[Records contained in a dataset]
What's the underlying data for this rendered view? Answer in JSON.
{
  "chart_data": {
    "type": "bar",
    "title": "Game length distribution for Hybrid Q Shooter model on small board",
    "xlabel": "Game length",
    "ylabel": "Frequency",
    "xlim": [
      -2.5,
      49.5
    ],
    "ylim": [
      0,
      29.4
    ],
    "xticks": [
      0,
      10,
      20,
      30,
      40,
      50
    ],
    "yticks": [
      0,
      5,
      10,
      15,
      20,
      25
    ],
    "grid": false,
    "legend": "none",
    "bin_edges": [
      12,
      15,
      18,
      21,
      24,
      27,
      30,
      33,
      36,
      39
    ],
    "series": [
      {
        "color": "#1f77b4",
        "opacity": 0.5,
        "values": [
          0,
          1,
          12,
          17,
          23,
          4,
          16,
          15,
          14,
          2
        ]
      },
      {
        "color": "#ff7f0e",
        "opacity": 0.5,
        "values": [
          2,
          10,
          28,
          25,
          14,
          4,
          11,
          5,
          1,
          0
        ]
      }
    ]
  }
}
---
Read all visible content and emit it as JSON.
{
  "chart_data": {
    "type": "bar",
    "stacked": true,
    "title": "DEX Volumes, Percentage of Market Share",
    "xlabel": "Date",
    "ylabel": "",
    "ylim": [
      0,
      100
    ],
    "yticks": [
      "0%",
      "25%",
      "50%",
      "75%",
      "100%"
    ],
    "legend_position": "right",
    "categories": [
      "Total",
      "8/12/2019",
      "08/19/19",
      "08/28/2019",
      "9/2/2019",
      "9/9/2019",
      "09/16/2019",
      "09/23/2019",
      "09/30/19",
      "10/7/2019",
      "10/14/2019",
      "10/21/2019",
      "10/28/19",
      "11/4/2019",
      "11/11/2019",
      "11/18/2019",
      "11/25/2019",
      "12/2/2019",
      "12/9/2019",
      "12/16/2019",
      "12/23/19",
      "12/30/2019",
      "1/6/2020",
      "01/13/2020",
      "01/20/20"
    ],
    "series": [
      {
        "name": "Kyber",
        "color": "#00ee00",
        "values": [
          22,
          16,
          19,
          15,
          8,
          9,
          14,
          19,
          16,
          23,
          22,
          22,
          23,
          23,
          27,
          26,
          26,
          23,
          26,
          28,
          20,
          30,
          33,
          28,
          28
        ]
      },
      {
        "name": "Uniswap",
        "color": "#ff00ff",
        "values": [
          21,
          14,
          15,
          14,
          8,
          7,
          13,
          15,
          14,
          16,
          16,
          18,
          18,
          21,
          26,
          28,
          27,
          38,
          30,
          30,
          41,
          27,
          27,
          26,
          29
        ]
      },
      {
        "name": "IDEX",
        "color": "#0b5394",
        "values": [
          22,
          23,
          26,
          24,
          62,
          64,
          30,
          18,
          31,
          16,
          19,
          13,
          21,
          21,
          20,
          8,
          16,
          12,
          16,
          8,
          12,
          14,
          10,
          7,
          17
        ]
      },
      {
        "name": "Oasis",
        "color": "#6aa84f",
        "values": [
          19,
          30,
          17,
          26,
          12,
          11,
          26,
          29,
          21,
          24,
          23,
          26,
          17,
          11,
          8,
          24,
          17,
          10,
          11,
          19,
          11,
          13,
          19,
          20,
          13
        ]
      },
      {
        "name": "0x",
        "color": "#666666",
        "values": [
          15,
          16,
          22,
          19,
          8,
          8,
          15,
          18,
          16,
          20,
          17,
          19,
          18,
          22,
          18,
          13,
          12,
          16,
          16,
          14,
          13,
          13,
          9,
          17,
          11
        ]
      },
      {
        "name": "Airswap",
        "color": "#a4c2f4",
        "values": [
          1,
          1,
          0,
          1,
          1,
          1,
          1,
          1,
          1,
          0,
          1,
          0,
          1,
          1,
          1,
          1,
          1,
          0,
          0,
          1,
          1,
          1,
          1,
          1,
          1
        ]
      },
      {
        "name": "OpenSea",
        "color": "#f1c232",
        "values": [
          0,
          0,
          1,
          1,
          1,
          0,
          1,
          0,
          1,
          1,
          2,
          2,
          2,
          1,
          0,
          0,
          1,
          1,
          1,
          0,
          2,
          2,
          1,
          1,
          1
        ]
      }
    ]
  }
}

**Task requirements:**
Work out how many lines of the data above contain the string "name" and give the number alone.

**Answer to this exercise:**
7